Records for the exercise:
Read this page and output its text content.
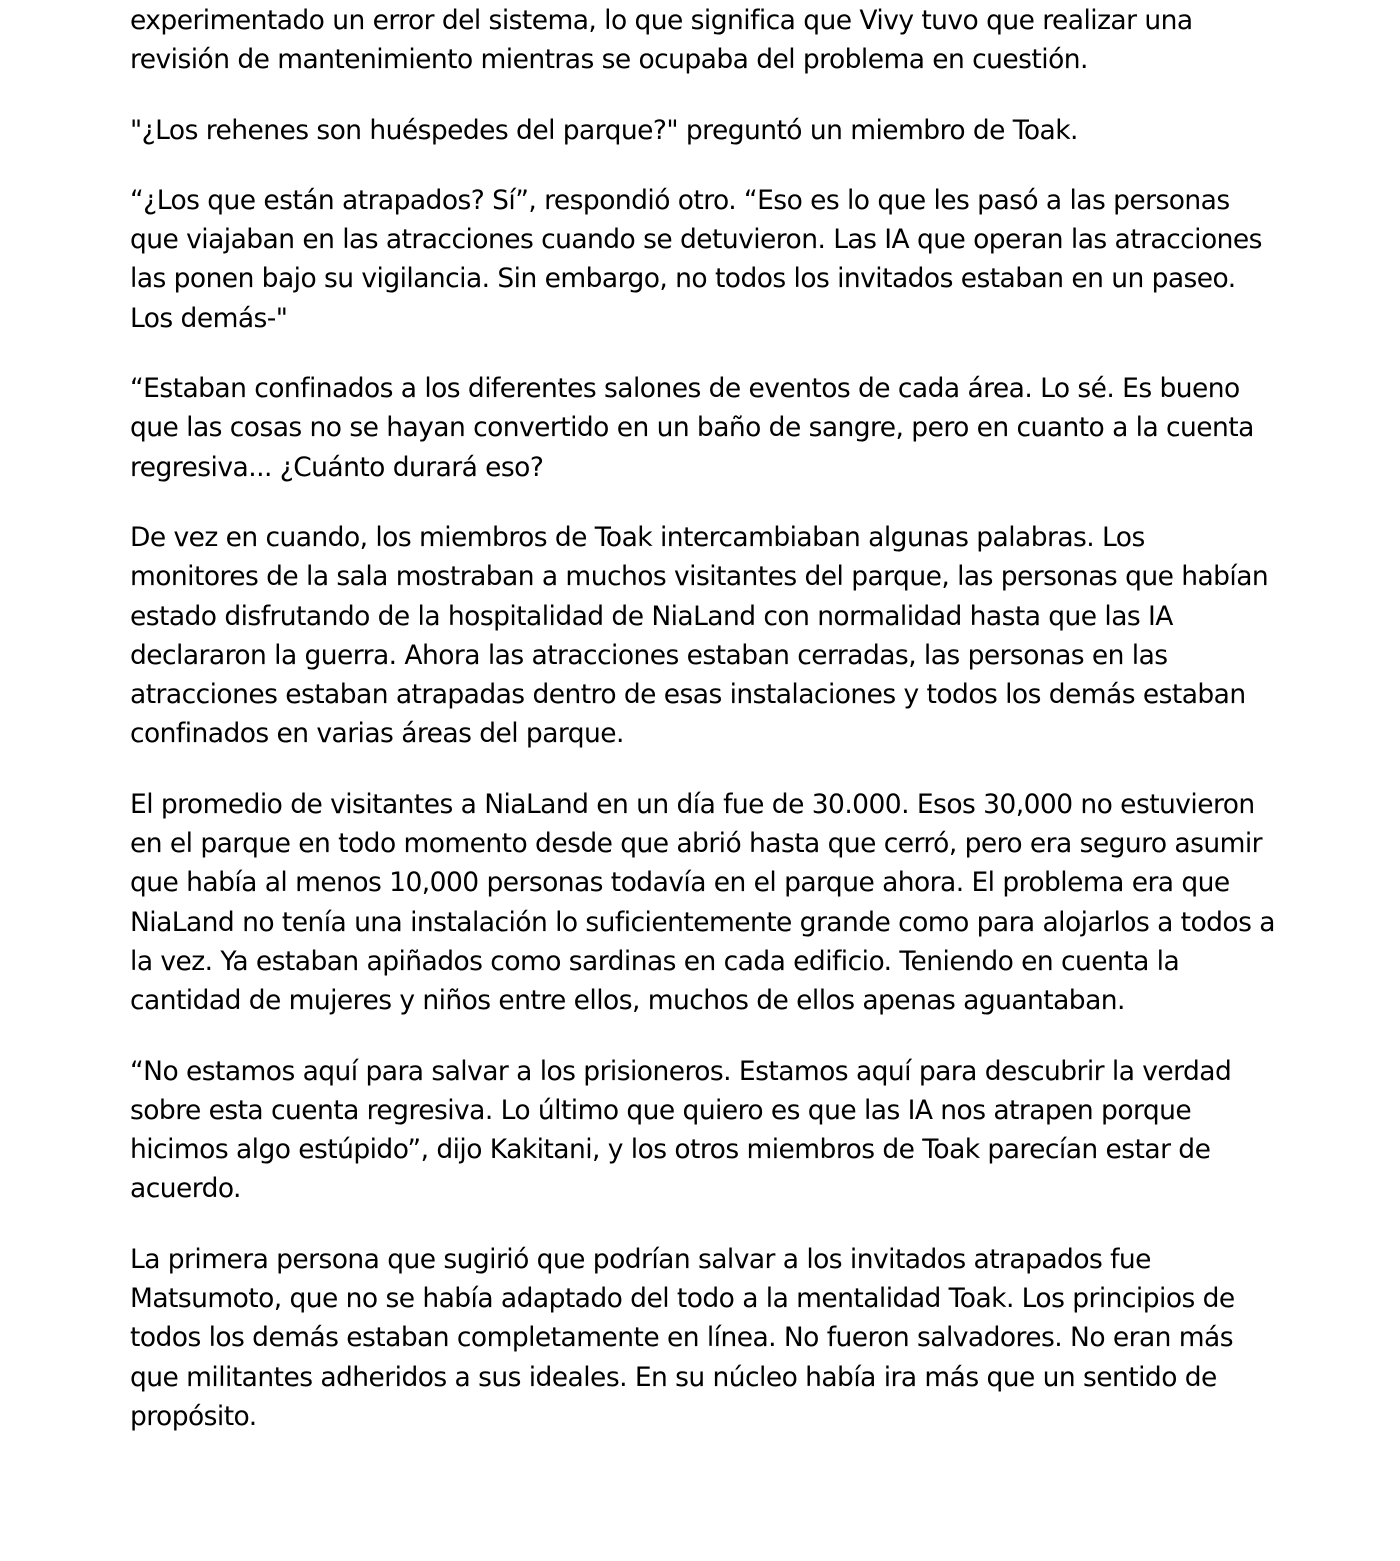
experimentado un error del sistema, lo que significa que Vivy tuvo que realizar una revisión de mantenimiento mientras se ocupaba del problema en cuestión.

"¿Los rehenes son huéspedes del parque?" preguntó un miembro de Toak.

“¿Los que están atrapados? Sí”, respondió otro. “Eso es lo que les pasó a las personas que viajaban en las atracciones cuando se detuvieron. Las IA que operan las atracciones las ponen bajo su vigilancia. Sin embargo, no todos los invitados estaban en un paseo. Los demás-"

“Estaban confinados a los diferentes salones de eventos de cada área. Lo sé. Es bueno que las cosas no se hayan convertido en un baño de sangre, pero en cuanto a la cuenta regresiva... ¿Cuánto durará eso?

De vez en cuando, los miembros de Toak intercambiaban algunas palabras. Los monitores de la sala mostraban a muchos visitantes del parque, las personas que habían estado disfrutando de la hospitalidad de NiaLand con normalidad hasta que las IA declararon la guerra. Ahora las atracciones estaban cerradas, las personas en las atracciones estaban atrapadas dentro de esas instalaciones y todos los demás estaban confinados en varias áreas del parque.

El promedio de visitantes a NiaLand en un día fue de 30.000. Esos 30,000 no estuvieron en el parque en todo momento desde que abrió hasta que cerró, pero era seguro asumir que había al menos 10,000 personas todavía en el parque ahora. El problema era que NiaLand no tenía una instalación lo suficientemente grande como para alojarlos a todos a la vez. Ya estaban apiñados como sardinas en cada edificio. Teniendo en cuenta la cantidad de mujeres y niños entre ellos, muchos de ellos apenas aguantaban.

“No estamos aquí para salvar a los prisioneros. Estamos aquí para descubrir la verdad sobre esta cuenta regresiva. Lo último que quiero es que las IA nos atrapen porque hicimos algo estúpido”, dijo Kakitani, y los otros miembros de Toak parecían estar de acuerdo.

La primera persona que sugirió que podrían salvar a los invitados atrapados fue Matsumoto, que no se había adaptado del todo a la mentalidad Toak. Los principios de todos los demás estaban completamente en línea. No fueron salvadores. No eran más que militantes adheridos a sus ideales. En su núcleo había ira más que un sentido de propósito.
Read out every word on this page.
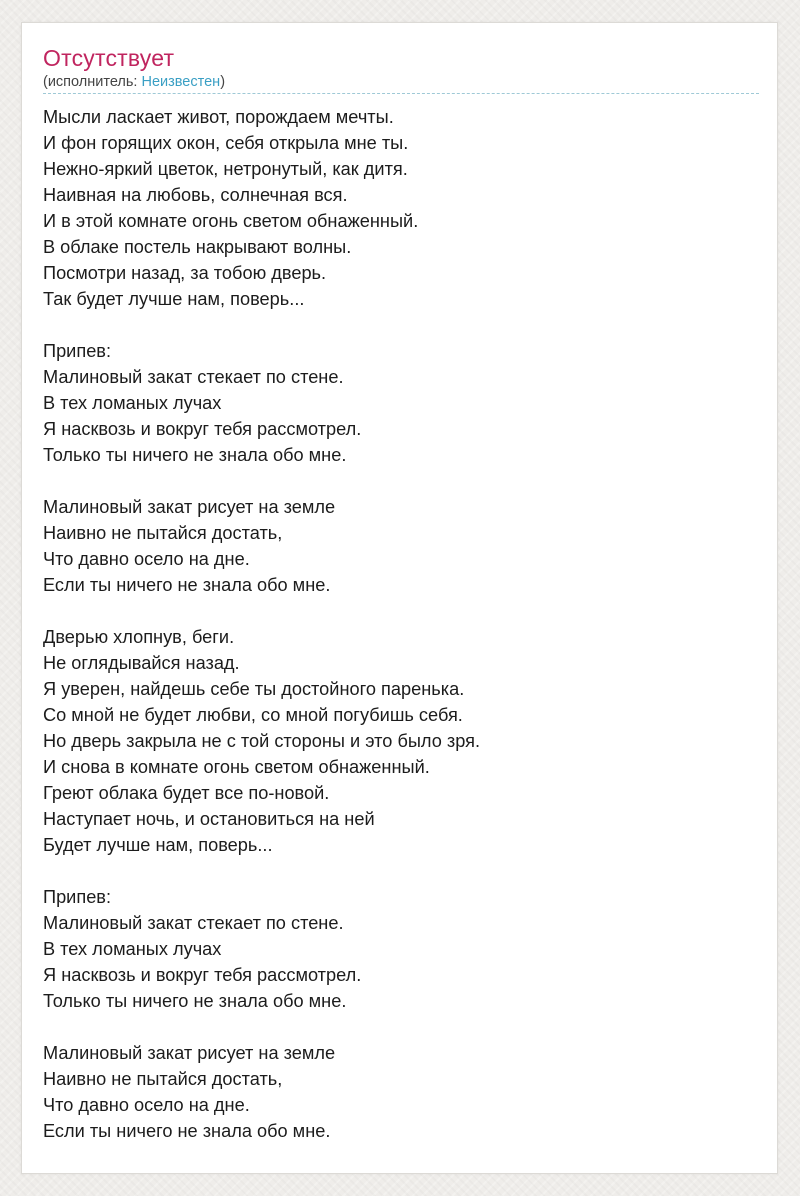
Отсутствует
(исполнитель: Неизвестен)
Мысли ласкает живот, порождаем мечты.
И фон горящих окон, себя открыла мне ты.
Нежно-яркий цветок, нетронутый, как дитя.
Наивная на любовь, солнечная вся.
И в этой комнате огонь светом обнаженный.
В облаке постель накрывают волны.
Посмотри назад, за тобою дверь.
Так будет лучше нам, поверь...
Припев:
Малиновый закат стекает по стене.
В тех ломаных лучах
Я насквозь и вокруг тебя рассмотрел.
Только ты ничего не знала обо мне.
Малиновый закат рисует на земле
Наивно не пытайся достать,
Что давно осело на дне.
Если ты ничего не знала обо мне.
Дверью хлопнув, беги.
Не оглядывайся назад.
Я уверен, найдешь себе ты достойного паренька.
Со мной не будет любви, со мной погубишь себя.
Но дверь закрыла не с той стороны и это было зря.
И снова в комнате огонь светом обнаженный.
Греют облака будет все по-новой.
Наступает ночь, и остановиться на ней
Будет лучше нам, поверь...
Припев:
Малиновый закат стекает по стене.
В тех ломаных лучах
Я насквозь и вокруг тебя рассмотрел.
Только ты ничего не знала обо мне.
Малиновый закат рисует на земле
Наивно не пытайся достать,
Что давно осело на дне.
Если ты ничего не знала обо мне.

Work instructions: Using the records above, pull out each line where the word "себя" occurs.

Output of the task:
И фон горящих окон, себя открыла мне ты.
Со мной не будет любви, со мной погубишь себя.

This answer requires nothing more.